## Start Recorded data
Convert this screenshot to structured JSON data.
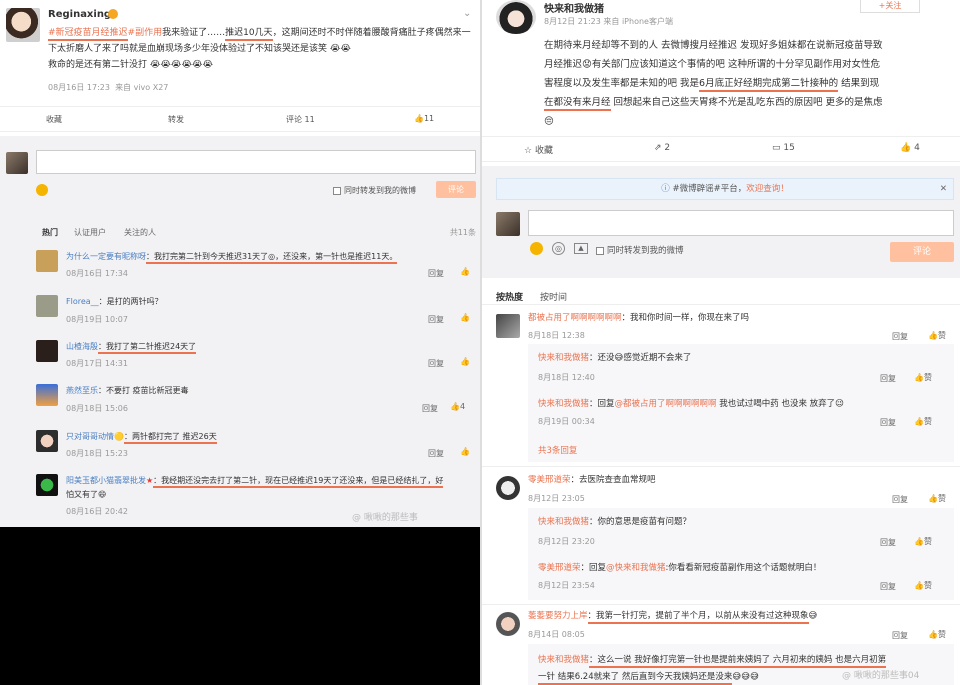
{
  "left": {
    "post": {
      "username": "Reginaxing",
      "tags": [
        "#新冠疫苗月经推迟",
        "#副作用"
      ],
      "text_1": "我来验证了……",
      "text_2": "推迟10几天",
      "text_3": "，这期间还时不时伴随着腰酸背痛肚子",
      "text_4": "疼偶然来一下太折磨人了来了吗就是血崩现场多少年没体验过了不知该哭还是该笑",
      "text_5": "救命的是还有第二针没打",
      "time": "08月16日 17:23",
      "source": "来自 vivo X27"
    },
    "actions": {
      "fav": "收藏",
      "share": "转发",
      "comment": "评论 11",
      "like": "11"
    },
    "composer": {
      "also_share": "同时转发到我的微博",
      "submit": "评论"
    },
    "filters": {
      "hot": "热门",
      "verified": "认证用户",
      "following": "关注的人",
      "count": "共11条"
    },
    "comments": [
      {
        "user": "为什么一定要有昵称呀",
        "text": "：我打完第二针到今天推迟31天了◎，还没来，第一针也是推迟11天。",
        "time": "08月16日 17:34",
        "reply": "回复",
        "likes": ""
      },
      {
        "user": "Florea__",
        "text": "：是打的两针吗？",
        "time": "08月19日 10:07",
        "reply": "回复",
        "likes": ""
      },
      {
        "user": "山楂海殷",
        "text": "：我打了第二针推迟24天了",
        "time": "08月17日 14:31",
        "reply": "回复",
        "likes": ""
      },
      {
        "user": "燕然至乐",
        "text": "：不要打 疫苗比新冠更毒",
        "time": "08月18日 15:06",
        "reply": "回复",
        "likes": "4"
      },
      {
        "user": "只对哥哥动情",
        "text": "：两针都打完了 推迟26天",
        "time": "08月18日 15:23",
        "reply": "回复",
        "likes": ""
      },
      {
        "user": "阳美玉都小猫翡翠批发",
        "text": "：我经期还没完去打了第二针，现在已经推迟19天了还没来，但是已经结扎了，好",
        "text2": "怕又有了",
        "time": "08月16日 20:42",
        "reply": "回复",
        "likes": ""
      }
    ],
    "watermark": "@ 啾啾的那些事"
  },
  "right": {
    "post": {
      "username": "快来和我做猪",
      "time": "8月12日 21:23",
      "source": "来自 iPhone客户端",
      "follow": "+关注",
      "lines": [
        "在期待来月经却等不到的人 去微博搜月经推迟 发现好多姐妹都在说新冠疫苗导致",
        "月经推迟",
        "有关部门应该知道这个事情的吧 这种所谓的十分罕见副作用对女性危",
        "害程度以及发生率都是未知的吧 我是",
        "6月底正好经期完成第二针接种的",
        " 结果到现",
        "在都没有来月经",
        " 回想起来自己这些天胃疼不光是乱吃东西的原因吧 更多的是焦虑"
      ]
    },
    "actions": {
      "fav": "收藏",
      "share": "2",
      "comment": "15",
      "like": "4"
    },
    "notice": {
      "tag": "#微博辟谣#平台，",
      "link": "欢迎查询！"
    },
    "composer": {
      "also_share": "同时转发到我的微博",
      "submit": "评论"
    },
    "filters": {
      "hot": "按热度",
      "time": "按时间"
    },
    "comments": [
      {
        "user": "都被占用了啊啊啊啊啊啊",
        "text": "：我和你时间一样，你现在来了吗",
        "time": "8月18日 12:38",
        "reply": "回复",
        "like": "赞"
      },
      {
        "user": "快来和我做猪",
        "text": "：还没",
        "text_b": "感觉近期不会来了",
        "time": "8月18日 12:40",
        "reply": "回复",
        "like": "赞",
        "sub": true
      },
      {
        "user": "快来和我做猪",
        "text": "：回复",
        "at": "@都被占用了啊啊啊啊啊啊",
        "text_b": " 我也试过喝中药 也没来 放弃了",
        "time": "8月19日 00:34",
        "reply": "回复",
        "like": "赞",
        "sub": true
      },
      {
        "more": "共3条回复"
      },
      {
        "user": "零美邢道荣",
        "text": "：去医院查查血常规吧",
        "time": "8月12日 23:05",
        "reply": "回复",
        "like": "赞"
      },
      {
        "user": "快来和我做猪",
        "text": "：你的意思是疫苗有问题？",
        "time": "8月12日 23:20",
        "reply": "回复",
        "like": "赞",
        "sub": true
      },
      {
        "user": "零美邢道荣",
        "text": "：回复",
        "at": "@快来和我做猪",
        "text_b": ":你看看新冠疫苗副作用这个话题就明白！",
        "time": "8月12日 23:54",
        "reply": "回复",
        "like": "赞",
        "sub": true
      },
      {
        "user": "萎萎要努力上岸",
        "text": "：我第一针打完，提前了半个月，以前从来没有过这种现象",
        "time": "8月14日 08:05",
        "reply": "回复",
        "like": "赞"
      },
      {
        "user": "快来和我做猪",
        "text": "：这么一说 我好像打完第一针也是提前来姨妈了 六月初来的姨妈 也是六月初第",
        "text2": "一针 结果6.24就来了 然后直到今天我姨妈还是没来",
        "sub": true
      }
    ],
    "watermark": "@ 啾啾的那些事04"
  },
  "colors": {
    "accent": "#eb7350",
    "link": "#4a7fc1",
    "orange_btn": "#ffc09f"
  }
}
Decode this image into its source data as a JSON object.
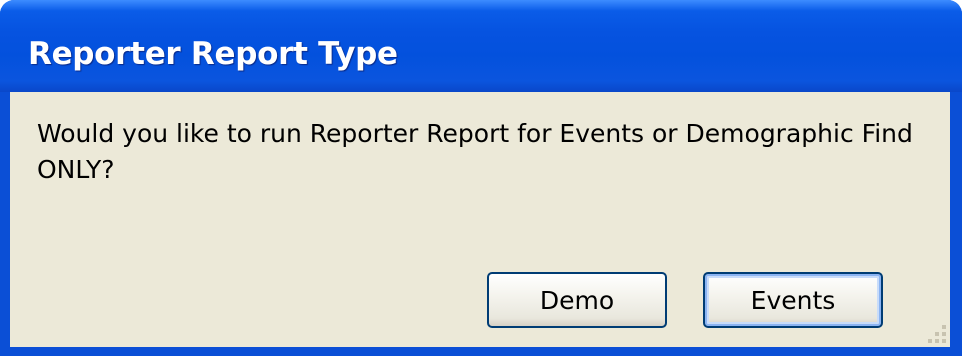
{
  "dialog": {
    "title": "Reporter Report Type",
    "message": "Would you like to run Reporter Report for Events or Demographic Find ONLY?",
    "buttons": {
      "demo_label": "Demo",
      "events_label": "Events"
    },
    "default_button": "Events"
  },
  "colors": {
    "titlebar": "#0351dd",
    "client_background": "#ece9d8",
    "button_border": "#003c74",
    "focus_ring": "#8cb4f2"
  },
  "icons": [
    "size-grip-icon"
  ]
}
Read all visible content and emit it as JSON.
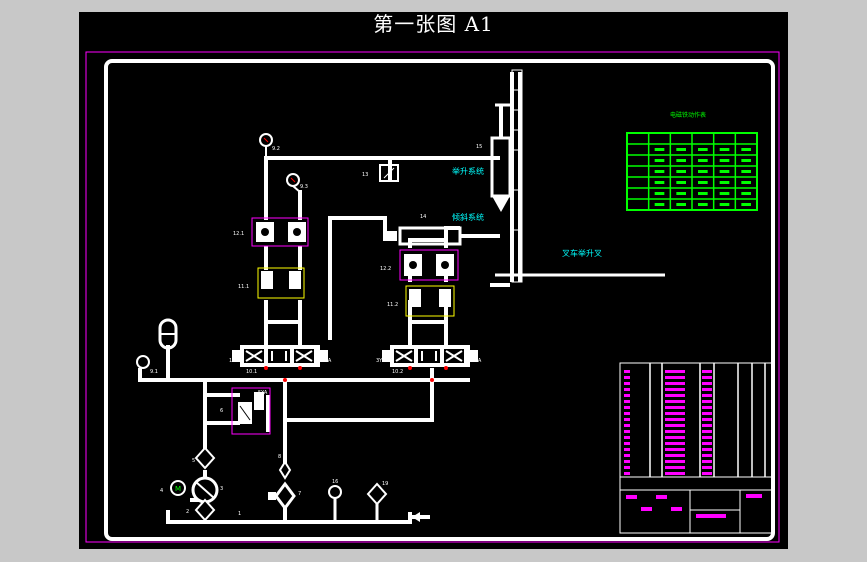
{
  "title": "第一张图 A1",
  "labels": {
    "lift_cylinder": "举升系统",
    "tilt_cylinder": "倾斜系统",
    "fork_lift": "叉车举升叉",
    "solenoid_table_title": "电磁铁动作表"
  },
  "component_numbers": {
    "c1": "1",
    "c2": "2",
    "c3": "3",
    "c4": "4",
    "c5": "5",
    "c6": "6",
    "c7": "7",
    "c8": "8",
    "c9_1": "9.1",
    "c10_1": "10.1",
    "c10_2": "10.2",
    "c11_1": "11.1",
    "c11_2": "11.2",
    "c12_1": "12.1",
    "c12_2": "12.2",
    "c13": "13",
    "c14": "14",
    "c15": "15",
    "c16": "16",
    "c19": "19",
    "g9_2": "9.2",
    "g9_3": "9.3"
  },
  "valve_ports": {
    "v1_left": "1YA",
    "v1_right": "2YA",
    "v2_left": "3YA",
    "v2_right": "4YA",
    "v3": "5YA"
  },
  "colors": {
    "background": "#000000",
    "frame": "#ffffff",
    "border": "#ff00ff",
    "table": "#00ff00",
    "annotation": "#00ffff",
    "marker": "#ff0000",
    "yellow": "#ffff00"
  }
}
## End Recorded data
§ **Work instructions**
Please write out all the data again word for word, but not the pictures.

§ **The output**
Convert this screenshot to structured JSON data.
{
  "left": {
    "post": {
      "username": "Reginaxing",
      "tags": [
        "#新冠疫苗月经推迟",
        "#副作用"
      ],
      "text_1": "我来验证了……",
      "text_2": "推迟10几天",
      "text_3": "，这期间还时不时伴随着腰酸背痛肚子",
      "text_4": "疼偶然来一下太折磨人了来了吗就是血崩现场多少年没体验过了不知该哭还是该笑",
      "text_5": "救命的是还有第二针没打",
      "time": "08月16日 17:23",
      "source": "来自 vivo X27"
    },
    "actions": {
      "fav": "收藏",
      "share": "转发",
      "comment": "评论 11",
      "like": "11"
    },
    "composer": {
      "also_share": "同时转发到我的微博",
      "submit": "评论"
    },
    "filters": {
      "hot": "热门",
      "verified": "认证用户",
      "following": "关注的人",
      "count": "共11条"
    },
    "comments": [
      {
        "user": "为什么一定要有昵称呀",
        "text": "：我打完第二针到今天推迟31天了◎，还没来，第一针也是推迟11天。",
        "time": "08月16日 17:34",
        "reply": "回复",
        "likes": ""
      },
      {
        "user": "Florea__",
        "text": "：是打的两针吗？",
        "time": "08月19日 10:07",
        "reply": "回复",
        "likes": ""
      },
      {
        "user": "山楂海殷",
        "text": "：我打了第二针推迟24天了",
        "time": "08月17日 14:31",
        "reply": "回复",
        "likes": ""
      },
      {
        "user": "燕然至乐",
        "text": "：不要打 疫苗比新冠更毒",
        "time": "08月18日 15:06",
        "reply": "回复",
        "likes": "4"
      },
      {
        "user": "只对哥哥动情",
        "text": "：两针都打完了 推迟26天",
        "time": "08月18日 15:23",
        "reply": "回复",
        "likes": ""
      },
      {
        "user": "阳美玉都小猫翡翠批发",
        "text": "：我经期还没完去打了第二针，现在已经推迟19天了还没来，但是已经结扎了，好",
        "text2": "怕又有了",
        "time": "08月16日 20:42",
        "reply": "回复",
        "likes": ""
      }
    ],
    "watermark": "@ 啾啾的那些事"
  },
  "right": {
    "post": {
      "username": "快来和我做猪",
      "time": "8月12日 21:23",
      "source": "来自 iPhone客户端",
      "follow": "+关注",
      "lines": [
        "在期待来月经却等不到的人 去微博搜月经推迟 发现好多姐妹都在说新冠疫苗导致",
        "月经推迟",
        "有关部门应该知道这个事情的吧 这种所谓的十分罕见副作用对女性危",
        "害程度以及发生率都是未知的吧 我是",
        "6月底正好经期完成第二针接种的",
        " 结果到现",
        "在都没有来月经",
        " 回想起来自己这些天胃疼不光是乱吃东西的原因吧 更多的是焦虑"
      ]
    },
    "actions": {
      "fav": "收藏",
      "share": "2",
      "comment": "15",
      "like": "4"
    },
    "notice": {
      "tag": "#微博辟谣#平台，",
      "link": "欢迎查询！"
    },
    "composer": {
      "also_share": "同时转发到我的微博",
      "submit": "评论"
    },
    "filters": {
      "hot": "按热度",
      "time": "按时间"
    },
    "comments": [
      {
        "user": "都被占用了啊啊啊啊啊啊",
        "text": "：我和你时间一样，你现在来了吗",
        "time": "8月18日 12:38",
        "reply": "回复",
        "like": "赞"
      },
      {
        "user": "快来和我做猪",
        "text": "：还没",
        "text_b": "感觉近期不会来了",
        "time": "8月18日 12:40",
        "reply": "回复",
        "like": "赞",
        "sub": true
      },
      {
        "user": "快来和我做猪",
        "text": "：回复",
        "at": "@都被占用了啊啊啊啊啊啊",
        "text_b": " 我也试过喝中药 也没来 放弃了",
        "time": "8月19日 00:34",
        "reply": "回复",
        "like": "赞",
        "sub": true
      },
      {
        "more": "共3条回复"
      },
      {
        "user": "零美邢道荣",
        "text": "：去医院查查血常规吧",
        "time": "8月12日 23:05",
        "reply": "回复",
        "like": "赞"
      },
      {
        "user": "快来和我做猪",
        "text": "：你的意思是疫苗有问题？",
        "time": "8月12日 23:20",
        "reply": "回复",
        "like": "赞",
        "sub": true
      },
      {
        "user": "零美邢道荣",
        "text": "：回复",
        "at": "@快来和我做猪",
        "text_b": ":你看看新冠疫苗副作用这个话题就明白！",
        "time": "8月12日 23:54",
        "reply": "回复",
        "like": "赞",
        "sub": true
      },
      {
        "user": "萎萎要努力上岸",
        "text": "：我第一针打完，提前了半个月，以前从来没有过这种现象",
        "time": "8月14日 08:05",
        "reply": "回复",
        "like": "赞"
      },
      {
        "user": "快来和我做猪",
        "text": "：这么一说 我好像打完第一针也是提前来姨妈了 六月初来的姨妈 也是六月初第",
        "text2": "一针 结果6.24就来了 然后直到今天我姨妈还是没来",
        "sub": true
      }
    ],
    "watermark": "@ 啾啾的那些事04"
  },
  "colors": {
    "accent": "#eb7350",
    "link": "#4a7fc1",
    "orange_btn": "#ffc09f"
  }
}
Decode this image into its source data as a JSON object.
{
  "dialog": {
    "title": "Reporter Report Type",
    "message": "Would you like to run Reporter Report for Events or Demographic Find ONLY?",
    "buttons": {
      "demo_label": "Demo",
      "events_label": "Events"
    },
    "default_button": "Events"
  },
  "colors": {
    "titlebar": "#0351dd",
    "client_background": "#ece9d8",
    "button_border": "#003c74",
    "focus_ring": "#8cb4f2"
  },
  "icons": [
    "size-grip-icon"
  ]
}
Read all visible content and emit it as JSON.
{
  "title": "第一张图 A1",
  "labels": {
    "lift_cylinder": "举升系统",
    "tilt_cylinder": "倾斜系统",
    "fork_lift": "叉车举升叉",
    "solenoid_table_title": "电磁铁动作表"
  },
  "component_numbers": {
    "c1": "1",
    "c2": "2",
    "c3": "3",
    "c4": "4",
    "c5": "5",
    "c6": "6",
    "c7": "7",
    "c8": "8",
    "c9_1": "9.1",
    "c10_1": "10.1",
    "c10_2": "10.2",
    "c11_1": "11.1",
    "c11_2": "11.2",
    "c12_1": "12.1",
    "c12_2": "12.2",
    "c13": "13",
    "c14": "14",
    "c15": "15",
    "c16": "16",
    "c19": "19",
    "g9_2": "9.2",
    "g9_3": "9.3"
  },
  "valve_ports": {
    "v1_left": "1YA",
    "v1_right": "2YA",
    "v2_left": "3YA",
    "v2_right": "4YA",
    "v3": "5YA"
  },
  "colors": {
    "background": "#000000",
    "frame": "#ffffff",
    "border": "#ff00ff",
    "table": "#00ff00",
    "annotation": "#00ffff",
    "marker": "#ff0000",
    "yellow": "#ffff00"
  }
}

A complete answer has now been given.